__WHAT TO DO__. Within the records below, find each line that holds the string "Many", then copy it.

(Extracted data entries)
--- Begin ---
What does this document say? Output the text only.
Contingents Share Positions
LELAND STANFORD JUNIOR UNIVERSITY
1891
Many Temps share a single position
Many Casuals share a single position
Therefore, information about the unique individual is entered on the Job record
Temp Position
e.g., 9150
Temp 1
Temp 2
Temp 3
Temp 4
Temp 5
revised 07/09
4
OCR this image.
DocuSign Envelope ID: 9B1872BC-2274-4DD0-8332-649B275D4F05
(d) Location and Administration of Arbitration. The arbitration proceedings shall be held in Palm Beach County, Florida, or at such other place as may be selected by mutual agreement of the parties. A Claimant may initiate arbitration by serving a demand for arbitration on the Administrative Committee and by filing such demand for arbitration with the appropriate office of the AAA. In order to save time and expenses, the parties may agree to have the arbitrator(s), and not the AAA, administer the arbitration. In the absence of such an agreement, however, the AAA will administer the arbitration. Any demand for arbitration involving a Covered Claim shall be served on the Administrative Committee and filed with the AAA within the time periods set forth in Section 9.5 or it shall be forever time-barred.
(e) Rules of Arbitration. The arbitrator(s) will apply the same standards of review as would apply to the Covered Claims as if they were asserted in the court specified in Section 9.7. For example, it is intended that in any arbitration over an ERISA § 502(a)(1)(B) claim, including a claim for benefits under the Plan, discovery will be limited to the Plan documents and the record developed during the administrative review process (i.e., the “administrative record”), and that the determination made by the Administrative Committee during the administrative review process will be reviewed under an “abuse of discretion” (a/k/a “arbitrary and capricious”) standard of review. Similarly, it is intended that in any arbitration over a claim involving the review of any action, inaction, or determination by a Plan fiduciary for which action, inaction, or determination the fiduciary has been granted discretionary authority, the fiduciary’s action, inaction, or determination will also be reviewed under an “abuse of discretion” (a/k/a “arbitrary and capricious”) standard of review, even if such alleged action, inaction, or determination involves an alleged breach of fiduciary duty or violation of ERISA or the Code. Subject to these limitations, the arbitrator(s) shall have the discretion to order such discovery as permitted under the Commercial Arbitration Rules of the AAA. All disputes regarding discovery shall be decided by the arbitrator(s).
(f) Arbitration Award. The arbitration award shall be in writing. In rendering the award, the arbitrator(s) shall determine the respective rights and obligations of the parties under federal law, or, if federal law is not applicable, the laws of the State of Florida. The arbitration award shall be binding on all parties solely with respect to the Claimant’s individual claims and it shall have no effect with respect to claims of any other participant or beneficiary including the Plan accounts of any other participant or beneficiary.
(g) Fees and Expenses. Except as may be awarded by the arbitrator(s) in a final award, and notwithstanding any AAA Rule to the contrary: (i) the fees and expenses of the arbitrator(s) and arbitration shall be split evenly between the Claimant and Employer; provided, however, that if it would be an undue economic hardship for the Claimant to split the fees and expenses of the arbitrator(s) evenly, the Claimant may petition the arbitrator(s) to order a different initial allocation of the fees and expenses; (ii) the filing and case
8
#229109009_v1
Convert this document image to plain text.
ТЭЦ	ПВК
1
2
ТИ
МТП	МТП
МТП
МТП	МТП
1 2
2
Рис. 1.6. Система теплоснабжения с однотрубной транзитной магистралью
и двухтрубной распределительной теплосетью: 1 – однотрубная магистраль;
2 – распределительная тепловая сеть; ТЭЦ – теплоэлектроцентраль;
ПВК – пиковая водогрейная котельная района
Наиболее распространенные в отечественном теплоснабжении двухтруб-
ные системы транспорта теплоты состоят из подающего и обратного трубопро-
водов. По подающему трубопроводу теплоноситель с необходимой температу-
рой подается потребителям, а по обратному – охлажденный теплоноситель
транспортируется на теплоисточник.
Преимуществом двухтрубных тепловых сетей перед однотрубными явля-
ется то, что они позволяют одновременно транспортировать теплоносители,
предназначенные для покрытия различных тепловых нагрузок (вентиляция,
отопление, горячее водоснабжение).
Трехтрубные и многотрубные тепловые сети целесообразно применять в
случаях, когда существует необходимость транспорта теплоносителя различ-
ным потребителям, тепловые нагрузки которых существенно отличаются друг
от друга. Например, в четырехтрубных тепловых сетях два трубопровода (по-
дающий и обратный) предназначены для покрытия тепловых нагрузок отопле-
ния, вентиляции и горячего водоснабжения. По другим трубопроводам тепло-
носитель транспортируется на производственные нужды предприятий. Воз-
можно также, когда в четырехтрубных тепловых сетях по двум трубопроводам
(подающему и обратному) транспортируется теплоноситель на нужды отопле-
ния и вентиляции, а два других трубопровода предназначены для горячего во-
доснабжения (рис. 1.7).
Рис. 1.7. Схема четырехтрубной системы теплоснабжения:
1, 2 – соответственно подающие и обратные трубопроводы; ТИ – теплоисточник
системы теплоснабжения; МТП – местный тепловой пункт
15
--- End ---
__SOLUTION FOR THIS TASK__.
Many Temps share a single position
Many Casuals share a single position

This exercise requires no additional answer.